* [What the task asks] Repeat, line for line, the entries printed below.

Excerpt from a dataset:
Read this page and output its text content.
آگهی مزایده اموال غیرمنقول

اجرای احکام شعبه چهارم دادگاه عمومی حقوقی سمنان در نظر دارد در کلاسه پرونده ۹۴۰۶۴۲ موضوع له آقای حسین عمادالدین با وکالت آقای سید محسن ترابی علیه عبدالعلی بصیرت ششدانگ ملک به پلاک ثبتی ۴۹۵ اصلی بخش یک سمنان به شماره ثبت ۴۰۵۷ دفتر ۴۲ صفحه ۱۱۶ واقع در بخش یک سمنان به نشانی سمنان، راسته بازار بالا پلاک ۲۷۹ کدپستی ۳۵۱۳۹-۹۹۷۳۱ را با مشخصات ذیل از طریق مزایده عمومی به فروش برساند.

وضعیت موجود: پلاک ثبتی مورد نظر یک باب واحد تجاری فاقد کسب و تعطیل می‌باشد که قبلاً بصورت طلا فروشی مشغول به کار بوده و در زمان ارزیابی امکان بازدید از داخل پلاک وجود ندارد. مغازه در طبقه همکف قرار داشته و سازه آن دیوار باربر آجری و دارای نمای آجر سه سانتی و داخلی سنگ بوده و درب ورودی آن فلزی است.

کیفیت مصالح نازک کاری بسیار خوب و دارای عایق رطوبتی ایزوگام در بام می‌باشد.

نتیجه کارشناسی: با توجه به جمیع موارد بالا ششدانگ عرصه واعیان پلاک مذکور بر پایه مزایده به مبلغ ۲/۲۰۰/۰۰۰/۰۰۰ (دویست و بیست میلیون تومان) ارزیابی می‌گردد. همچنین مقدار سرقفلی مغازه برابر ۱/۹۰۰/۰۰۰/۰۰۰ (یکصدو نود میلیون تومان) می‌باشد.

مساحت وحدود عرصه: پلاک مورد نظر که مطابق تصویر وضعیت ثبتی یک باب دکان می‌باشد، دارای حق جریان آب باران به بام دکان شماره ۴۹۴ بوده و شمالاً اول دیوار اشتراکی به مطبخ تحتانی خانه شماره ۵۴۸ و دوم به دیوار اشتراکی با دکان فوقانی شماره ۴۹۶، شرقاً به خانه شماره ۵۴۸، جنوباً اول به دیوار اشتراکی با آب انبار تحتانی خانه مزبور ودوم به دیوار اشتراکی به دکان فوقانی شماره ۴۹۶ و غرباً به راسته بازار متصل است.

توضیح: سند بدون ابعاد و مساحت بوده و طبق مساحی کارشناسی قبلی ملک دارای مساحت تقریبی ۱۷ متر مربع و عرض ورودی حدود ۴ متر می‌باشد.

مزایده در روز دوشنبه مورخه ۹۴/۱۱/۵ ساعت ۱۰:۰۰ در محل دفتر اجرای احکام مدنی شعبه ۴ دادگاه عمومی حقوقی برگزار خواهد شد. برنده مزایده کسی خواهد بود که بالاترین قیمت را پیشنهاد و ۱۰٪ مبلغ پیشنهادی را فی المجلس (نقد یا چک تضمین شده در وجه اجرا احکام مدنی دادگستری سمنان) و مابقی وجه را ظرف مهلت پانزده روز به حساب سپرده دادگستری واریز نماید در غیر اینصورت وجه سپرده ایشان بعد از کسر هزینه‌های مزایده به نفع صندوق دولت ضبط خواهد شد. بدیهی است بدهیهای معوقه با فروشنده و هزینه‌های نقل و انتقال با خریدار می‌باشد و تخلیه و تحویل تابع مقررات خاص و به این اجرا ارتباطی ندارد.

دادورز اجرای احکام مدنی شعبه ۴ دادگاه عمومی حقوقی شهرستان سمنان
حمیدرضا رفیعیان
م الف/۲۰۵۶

* [Problem solution]
Read this page and output its text content.
آگهی مزایده اموال غیرمنقول

اجرای احکام شعبه چهارم دادگاه عمومی حقوقی سمنان در نظر دارد در کلاسه پرونده ۹۴۰۶۴۲ موضوع له آقای حسین عمادالدین با وکالت آقای سید محسن ترابی علیه عبدالعلی بصیرت ششدانگ ملک به پلاک ثبتی ۴۹۵ اصلی بخش یک سمنان به شماره ثبت ۴۰۵۷ دفتر ۴۲ صفحه ۱۱۶ واقع در بخش یک سمنان به نشانی سمنان، راسته بازار بالا پلاک ۲۷۹ کدپستی ۳۵۱۳۹-۹۹۷۳۱ را با مشخصات ذیل از طریق مزایده عمومی به فروش برساند.

وضعیت موجود: پلاک ثبتی مورد نظر یک باب واحد تجاری فاقد کسب و تعطیل می‌باشد که قبلاً بصورت طلا فروشی مشغول به کار بوده و در زمان ارزیابی امکان بازدید از داخل پلاک وجود ندارد. مغازه در طبقه همکف قرار داشته و سازه آن دیوار باربر آجری و دارای نمای آجر سه سانتی و داخلی سنگ بوده و درب ورودی آن فلزی است.

کیفیت مصالح نازک کاری بسیار خوب و دارای عایق رطوبتی ایزوگام در بام می‌باشد.

نتیجه کارشناسی: با توجه به جمیع موارد بالا ششدانگ عرصه واعیان پلاک مذکور بر پایه مزایده به مبلغ ۲/۲۰۰/۰۰۰/۰۰۰ (دویست و بیست میلیون تومان) ارزیابی می‌گردد. همچنین مقدار سرقفلی مغازه برابر ۱/۹۰۰/۰۰۰/۰۰۰ (یکصدو نود میلیون تومان) می‌باشد.

مساحت وحدود عرصه: پلاک مورد نظر که مطابق تصویر وضعیت ثبتی یک باب دکان می‌باشد، دارای حق جریان آب باران به بام دکان شماره ۴۹۴ بوده و شمالاً اول دیوار اشتراکی به مطبخ تحتانی خانه شماره ۵۴۸ و دوم به دیوار اشتراکی با دکان فوقانی شماره ۴۹۶، شرقاً به خانه شماره ۵۴۸، جنوباً اول به دیوار اشتراکی با آب انبار تحتانی خانه مزبور ودوم به دیوار اشتراکی به دکان فوقانی شماره ۴۹۶ و غرباً به راسته بازار متصل است.

توضیح: سند بدون ابعاد و مساحت بوده و طبق مساحی کارشناسی قبلی ملک دارای مساحت تقریبی ۱۷ متر مربع و عرض ورودی حدود ۴ متر می‌باشد.

مزایده در روز دوشنبه مورخه ۹۴/۱۱/۵ ساعت ۱۰:۰۰ در محل دفتر اجرای احکام مدنی شعبه ۴ دادگاه عمومی حقوقی برگزار خواهد شد. برنده مزایده کسی خواهد بود که بالاترین قیمت را پیشنهاد و ۱۰٪ مبلغ پیشنهادی را فی المجلس (نقد یا چک تضمین شده در وجه اجرا احکام مدنی دادگستری سمنان) و مابقی وجه را ظرف مهلت پانزده روز به حساب سپرده دادگستری واریز نماید در غیر اینصورت وجه سپرده ایشان بعد از کسر هزینه‌های مزایده به نفع صندوق دولت ضبط خواهد شد. بدیهی است بدهیهای معوقه با فروشنده و هزینه‌های نقل و انتقال با خریدار می‌باشد و تخلیه و تحویل تابع مقررات خاص و به این اجرا ارتباطی ندارد.

دادورز اجرای احکام مدنی شعبه ۴ دادگاه عمومی حقوقی شهرستان سمنان
حمیدرضا رفیعیان
م الف/۲۰۵۶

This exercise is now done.